# Start of The records

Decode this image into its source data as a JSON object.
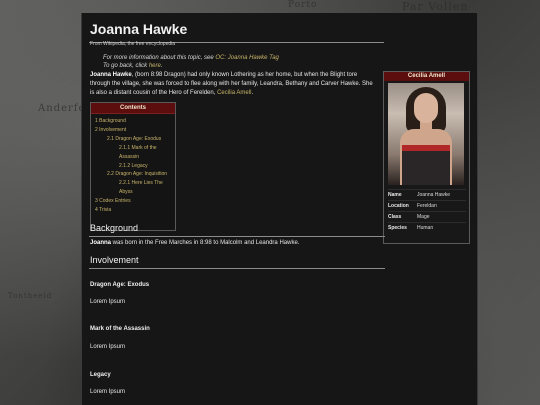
{
  "background": {
    "labels": [
      "Porto",
      "Par Vollen",
      "Anderfel",
      "Tontheeld"
    ]
  },
  "article": {
    "title": "Joanna Hawke",
    "from": "From Wikipedia, the free encyclopedia",
    "hatnote_prefix": "For more information about this topic, see ",
    "hatnote_link": "OC: Joanna Hawke Tag",
    "hatnote_back_prefix": "To go back, click ",
    "hatnote_back_link": "here",
    "hatnote_back_suffix": ".",
    "lead_name": "Joanna Hawke",
    "lead_text": ", (born 8:98 Dragon) had only known Lothering as her home, but when the Blight tore through the village, she was forced to flee along with her family, Leandra, Bethany and Carver Hawke. She is also a distant cousin of the Hero of Ferelden, ",
    "lead_link": "Cecilia Amell",
    "lead_end": "."
  },
  "toc": {
    "title": "Contents",
    "items": [
      {
        "text": "1 Background"
      },
      {
        "text": "2 Involvement"
      },
      {
        "text": "2.1 Dragon Age: Exodus"
      },
      {
        "text": "2.1.1 Mark of the"
      },
      {
        "text": "Assassin"
      },
      {
        "text": "2.1.2 Legacy"
      },
      {
        "text": "2.2 Dragon Age: Inquisition"
      },
      {
        "text": "2.2.1 Here Lies The"
      },
      {
        "text": "Abyss"
      },
      {
        "text": "3 Codex Entries"
      },
      {
        "text": "4 Trivia"
      }
    ]
  },
  "infobox": {
    "title": "Cecilia Amell",
    "rows": [
      {
        "key": "Name",
        "value": "Joanna Hawke"
      },
      {
        "key": "Location",
        "value": "Fereldan"
      },
      {
        "key": "Class",
        "value": "Mage"
      },
      {
        "key": "Species",
        "value": "Human"
      }
    ]
  },
  "sections": {
    "background_title": "Background",
    "background_name": "Joanna",
    "background_text": " was born in the Free Marches in 8:98 to Malcolm and Leandra Hawke.",
    "involvement_title": "Involvement",
    "sub1_title": "Dragon Age: Exodus",
    "sub1_text": "Lorem Ipsum",
    "sub2_title": "Mark of the Assassin",
    "sub2_text": "Lorem Ipsum",
    "sub3_title": "Legacy",
    "sub3_text": "Lorem Ipsum"
  },
  "colors": {
    "accent_header": "#5c0d0d",
    "link": "#c8b46a",
    "page_bg": "#161616"
  }
}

# End of The records

# [Instruction]
Gather from the records above every line containing the string "Hawke".

# [Expected answer]
    "title": "Joanna Hawke",
    "hatnote_link": "OC: Joanna Hawke Tag",
    "lead_name": "Joanna Hawke",
    "lead_text": ", (born 8:98 Dragon) had only known Lothering as her home, but when the Blight tore through the village, she was forced to flee along with her family, Leandra, Bethany and Carver Hawke. She is also a distant cousin of the Hero of Ferelden, ",
        "value": "Joanna Hawke"
    "background_text": " was born in the Free Marches in 8:98 to Malcolm and Leandra Hawke.",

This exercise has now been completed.